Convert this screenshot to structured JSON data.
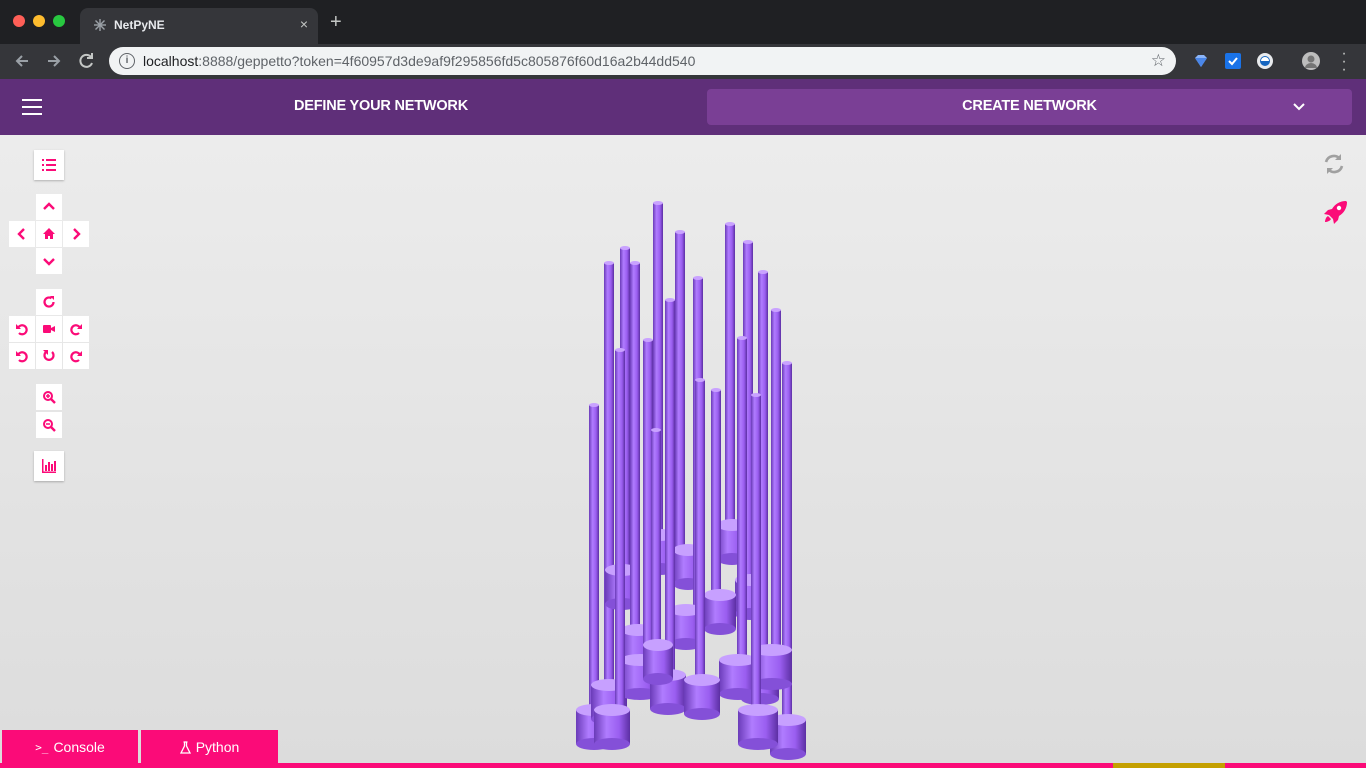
{
  "browser": {
    "tab_title": "NetPyNE",
    "new_tab": "+",
    "close": "×",
    "url_host": "localhost",
    "url_rest": ":8888/geppetto?token=4f60957d3de9af9f295856fd5c805876f60d16a2b44dd540"
  },
  "header": {
    "define_label": "DEFINE YOUR NETWORK",
    "create_label": "CREATE NETWORK"
  },
  "controls": {
    "icons": [
      "list-icon",
      "pan-up-icon",
      "pan-left-icon",
      "home-icon",
      "pan-right-icon",
      "pan-down-icon",
      "rotate-reset-icon",
      "rotate-left-icon",
      "camera-icon",
      "rotate-right-icon",
      "rotate-ccw-icon",
      "rotate-down-icon",
      "rotate-cw-icon",
      "zoom-in-icon",
      "zoom-out-icon",
      "chart-icon",
      "refresh-icon",
      "rocket-icon"
    ]
  },
  "bottom_tabs": {
    "console_label": "Console",
    "python_label": "Python"
  },
  "colors": {
    "accent": "#fb0b78",
    "header": "#5f2f79",
    "cell": "#a66df0"
  }
}
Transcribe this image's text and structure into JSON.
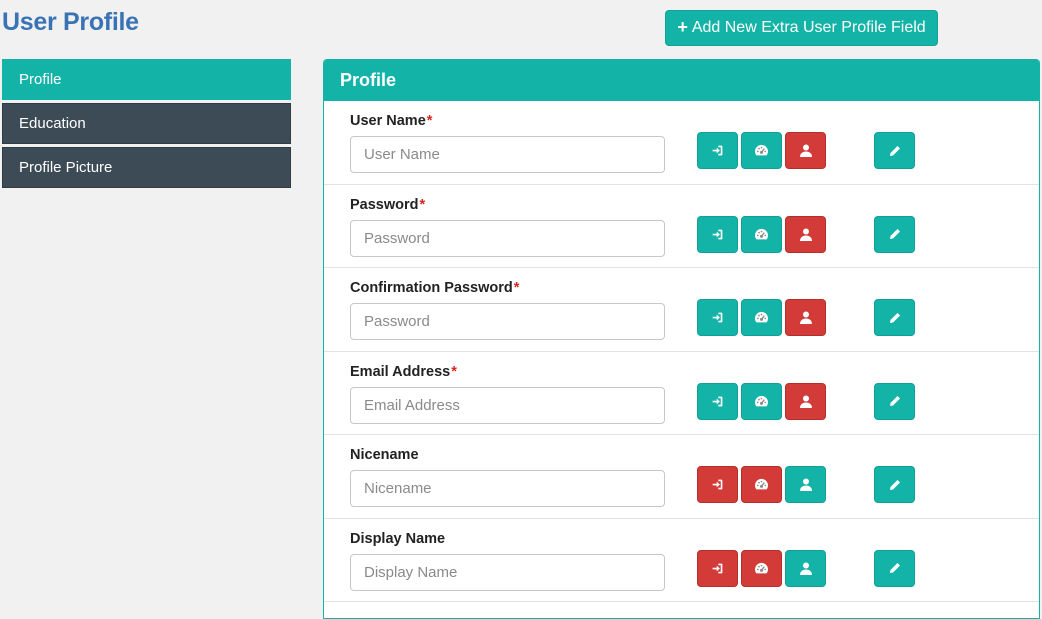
{
  "page": {
    "title": "User Profile"
  },
  "toolbar": {
    "add_field_label": "Add New Extra User Profile Field",
    "add_icon": "plus-icon"
  },
  "sidebar": {
    "items": [
      {
        "label": "Profile",
        "active": true
      },
      {
        "label": "Education",
        "active": false
      },
      {
        "label": "Profile Picture",
        "active": false
      }
    ]
  },
  "panel": {
    "title": "Profile",
    "fields": [
      {
        "label": "User Name",
        "required": "*",
        "placeholder": "User Name",
        "value": "",
        "states": [
          "teal",
          "teal",
          "red"
        ]
      },
      {
        "label": "Password",
        "required": "*",
        "placeholder": "Password",
        "value": "",
        "states": [
          "teal",
          "teal",
          "red"
        ]
      },
      {
        "label": "Confirmation Password",
        "required": "*",
        "placeholder": "Password",
        "value": "",
        "states": [
          "teal",
          "teal",
          "red"
        ]
      },
      {
        "label": "Email Address",
        "required": "*",
        "placeholder": "Email Address",
        "value": "",
        "states": [
          "teal",
          "teal",
          "red"
        ]
      },
      {
        "label": "Nicename",
        "required": "",
        "placeholder": "Nicename",
        "value": "",
        "states": [
          "red",
          "red",
          "teal"
        ]
      },
      {
        "label": "Display Name",
        "required": "",
        "placeholder": "Display Name",
        "value": "",
        "states": [
          "red",
          "red",
          "teal"
        ]
      }
    ],
    "row_icons": [
      "sign-in-icon",
      "dashboard-icon",
      "user-icon",
      "pencil-icon"
    ]
  },
  "colors": {
    "teal": "#14b3a8",
    "red": "#d23b38",
    "dark": "#3c4b55",
    "title_blue": "#3a73b5"
  }
}
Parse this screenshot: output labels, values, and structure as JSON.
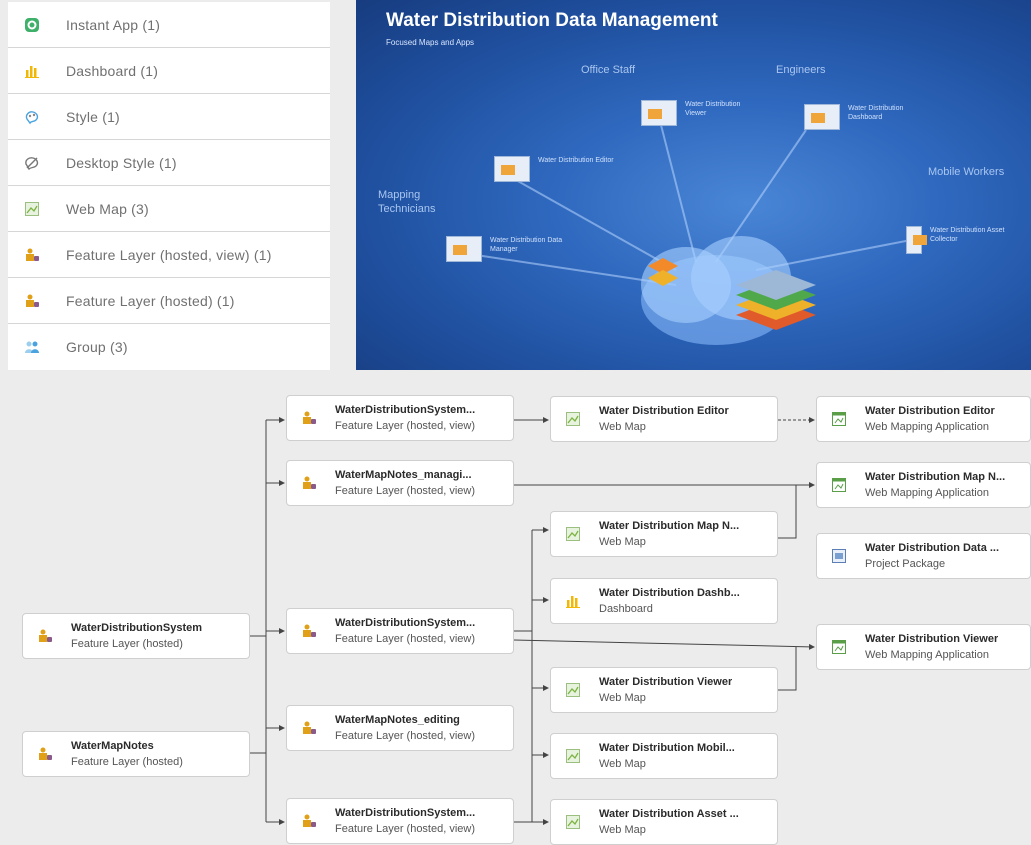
{
  "legend": {
    "items": [
      {
        "label": "Instant App (1)",
        "icon": "instant-app-icon"
      },
      {
        "label": "Dashboard (1)",
        "icon": "dashboard-icon"
      },
      {
        "label": "Style (1)",
        "icon": "style-icon"
      },
      {
        "label": "Desktop Style (1)",
        "icon": "desktop-style-icon"
      },
      {
        "label": "Web Map (3)",
        "icon": "web-map-icon"
      },
      {
        "label": "Feature Layer (hosted, view) (1)",
        "icon": "feature-layer-icon"
      },
      {
        "label": "Feature Layer (hosted) (1)",
        "icon": "feature-layer-icon"
      },
      {
        "label": "Group (3)",
        "icon": "group-icon"
      }
    ]
  },
  "hero": {
    "title": "Water Distribution Data Management",
    "subtitle": "Focused Maps and Apps",
    "groups": {
      "office_staff": "Office Staff",
      "engineers": "Engineers",
      "mapping_technicians": "Mapping Technicians",
      "mobile_workers": "Mobile Workers"
    },
    "apps": {
      "viewer": "Water Distribution Viewer",
      "dashboard": "Water Distribution Dashboard",
      "editor": "Water Distribution Editor",
      "data_manager": "Water Distribution Data Manager",
      "asset_collector": "Water Distribution Asset Collector"
    }
  },
  "diagram": {
    "sources": [
      {
        "title": "WaterDistributionSystem",
        "type": "Feature Layer (hosted)"
      },
      {
        "title": "WaterMapNotes",
        "type": "Feature Layer (hosted)"
      }
    ],
    "views": [
      {
        "title": "WaterDistributionSystem...",
        "type": "Feature Layer (hosted, view)"
      },
      {
        "title": "WaterMapNotes_managi...",
        "type": "Feature Layer (hosted, view)"
      },
      {
        "title": "WaterDistributionSystem...",
        "type": "Feature Layer (hosted, view)"
      },
      {
        "title": "WaterMapNotes_editing",
        "type": "Feature Layer (hosted, view)"
      },
      {
        "title": "WaterDistributionSystem...",
        "type": "Feature Layer (hosted, view)"
      }
    ],
    "maps": [
      {
        "title": "Water Distribution Editor",
        "type": "Web Map"
      },
      {
        "title": "Water Distribution Map N...",
        "type": "Web Map"
      },
      {
        "title": "Water Distribution Dashb...",
        "type": "Dashboard"
      },
      {
        "title": "Water Distribution Viewer",
        "type": "Web Map"
      },
      {
        "title": "Water Distribution Mobil...",
        "type": "Web Map"
      },
      {
        "title": "Water Distribution Asset ...",
        "type": "Web Map"
      }
    ],
    "apps": [
      {
        "title": "Water Distribution Editor",
        "type": "Web Mapping Application"
      },
      {
        "title": "Water Distribution Map N...",
        "type": "Web Mapping Application"
      },
      {
        "title": "Water Distribution Data ...",
        "type": "Project Package"
      },
      {
        "title": "Water Distribution Viewer",
        "type": "Web Mapping Application"
      }
    ]
  },
  "colors": {
    "feature_layer": "#e0a018",
    "web_map": "#7cb342",
    "dashboard": "#f2b705",
    "app": "#5a9e48",
    "group": "#4aa3df",
    "connector": "#444444"
  }
}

-=-=-

**WORK INSTRUCTIONS**. All of the records above must be copied exactly, except for the pictures.

**WRITTEN ANSWER**.
Convert this screenshot to structured JSON data.
{
  "browser": {
    "tab_title": "NetPyNE",
    "new_tab": "+",
    "close": "×",
    "url_host": "localhost",
    "url_rest": ":8888/geppetto?token=4f60957d3de9af9f295856fd5c805876f60d16a2b44dd540"
  },
  "header": {
    "define_label": "DEFINE YOUR NETWORK",
    "create_label": "CREATE NETWORK"
  },
  "controls": {
    "icons": [
      "list-icon",
      "pan-up-icon",
      "pan-left-icon",
      "home-icon",
      "pan-right-icon",
      "pan-down-icon",
      "rotate-reset-icon",
      "rotate-left-icon",
      "camera-icon",
      "rotate-right-icon",
      "rotate-ccw-icon",
      "rotate-down-icon",
      "rotate-cw-icon",
      "zoom-in-icon",
      "zoom-out-icon",
      "chart-icon",
      "refresh-icon",
      "rocket-icon"
    ]
  },
  "bottom_tabs": {
    "console_label": "Console",
    "python_label": "Python"
  },
  "colors": {
    "accent": "#fb0b78",
    "header": "#5f2f79",
    "cell": "#a66df0"
  }
}
Transcribe this image's text and structure into JSON.
{
  "page": {
    "title": "User Profile"
  },
  "toolbar": {
    "add_field_label": "Add New Extra User Profile Field",
    "add_icon": "plus-icon"
  },
  "sidebar": {
    "items": [
      {
        "label": "Profile",
        "active": true
      },
      {
        "label": "Education",
        "active": false
      },
      {
        "label": "Profile Picture",
        "active": false
      }
    ]
  },
  "panel": {
    "title": "Profile",
    "fields": [
      {
        "label": "User Name",
        "required": "*",
        "placeholder": "User Name",
        "value": "",
        "states": [
          "teal",
          "teal",
          "red"
        ]
      },
      {
        "label": "Password",
        "required": "*",
        "placeholder": "Password",
        "value": "",
        "states": [
          "teal",
          "teal",
          "red"
        ]
      },
      {
        "label": "Confirmation Password",
        "required": "*",
        "placeholder": "Password",
        "value": "",
        "states": [
          "teal",
          "teal",
          "red"
        ]
      },
      {
        "label": "Email Address",
        "required": "*",
        "placeholder": "Email Address",
        "value": "",
        "states": [
          "teal",
          "teal",
          "red"
        ]
      },
      {
        "label": "Nicename",
        "required": "",
        "placeholder": "Nicename",
        "value": "",
        "states": [
          "red",
          "red",
          "teal"
        ]
      },
      {
        "label": "Display Name",
        "required": "",
        "placeholder": "Display Name",
        "value": "",
        "states": [
          "red",
          "red",
          "teal"
        ]
      }
    ],
    "row_icons": [
      "sign-in-icon",
      "dashboard-icon",
      "user-icon",
      "pencil-icon"
    ]
  },
  "colors": {
    "teal": "#14b3a8",
    "red": "#d23b38",
    "dark": "#3c4b55",
    "title_blue": "#3a73b5"
  }
}
Parse this screenshot: output labels, values, and structure as JSON.
{
  "legend": {
    "items": [
      {
        "label": "Instant App (1)",
        "icon": "instant-app-icon"
      },
      {
        "label": "Dashboard (1)",
        "icon": "dashboard-icon"
      },
      {
        "label": "Style (1)",
        "icon": "style-icon"
      },
      {
        "label": "Desktop Style (1)",
        "icon": "desktop-style-icon"
      },
      {
        "label": "Web Map (3)",
        "icon": "web-map-icon"
      },
      {
        "label": "Feature Layer (hosted, view) (1)",
        "icon": "feature-layer-icon"
      },
      {
        "label": "Feature Layer (hosted) (1)",
        "icon": "feature-layer-icon"
      },
      {
        "label": "Group (3)",
        "icon": "group-icon"
      }
    ]
  },
  "hero": {
    "title": "Water Distribution Data Management",
    "subtitle": "Focused Maps and Apps",
    "groups": {
      "office_staff": "Office Staff",
      "engineers": "Engineers",
      "mapping_technicians": "Mapping Technicians",
      "mobile_workers": "Mobile Workers"
    },
    "apps": {
      "viewer": "Water Distribution Viewer",
      "dashboard": "Water Distribution Dashboard",
      "editor": "Water Distribution Editor",
      "data_manager": "Water Distribution Data Manager",
      "asset_collector": "Water Distribution Asset Collector"
    }
  },
  "diagram": {
    "sources": [
      {
        "title": "WaterDistributionSystem",
        "type": "Feature Layer (hosted)"
      },
      {
        "title": "WaterMapNotes",
        "type": "Feature Layer (hosted)"
      }
    ],
    "views": [
      {
        "title": "WaterDistributionSystem...",
        "type": "Feature Layer (hosted, view)"
      },
      {
        "title": "WaterMapNotes_managi...",
        "type": "Feature Layer (hosted, view)"
      },
      {
        "title": "WaterDistributionSystem...",
        "type": "Feature Layer (hosted, view)"
      },
      {
        "title": "WaterMapNotes_editing",
        "type": "Feature Layer (hosted, view)"
      },
      {
        "title": "WaterDistributionSystem...",
        "type": "Feature Layer (hosted, view)"
      }
    ],
    "maps": [
      {
        "title": "Water Distribution Editor",
        "type": "Web Map"
      },
      {
        "title": "Water Distribution Map N...",
        "type": "Web Map"
      },
      {
        "title": "Water Distribution Dashb...",
        "type": "Dashboard"
      },
      {
        "title": "Water Distribution Viewer",
        "type": "Web Map"
      },
      {
        "title": "Water Distribution Mobil...",
        "type": "Web Map"
      },
      {
        "title": "Water Distribution Asset ...",
        "type": "Web Map"
      }
    ],
    "apps": [
      {
        "title": "Water Distribution Editor",
        "type": "Web Mapping Application"
      },
      {
        "title": "Water Distribution Map N...",
        "type": "Web Mapping Application"
      },
      {
        "title": "Water Distribution Data ...",
        "type": "Project Package"
      },
      {
        "title": "Water Distribution Viewer",
        "type": "Web Mapping Application"
      }
    ]
  },
  "colors": {
    "feature_layer": "#e0a018",
    "web_map": "#7cb342",
    "dashboard": "#f2b705",
    "app": "#5a9e48",
    "group": "#4aa3df",
    "connector": "#444444"
  }
}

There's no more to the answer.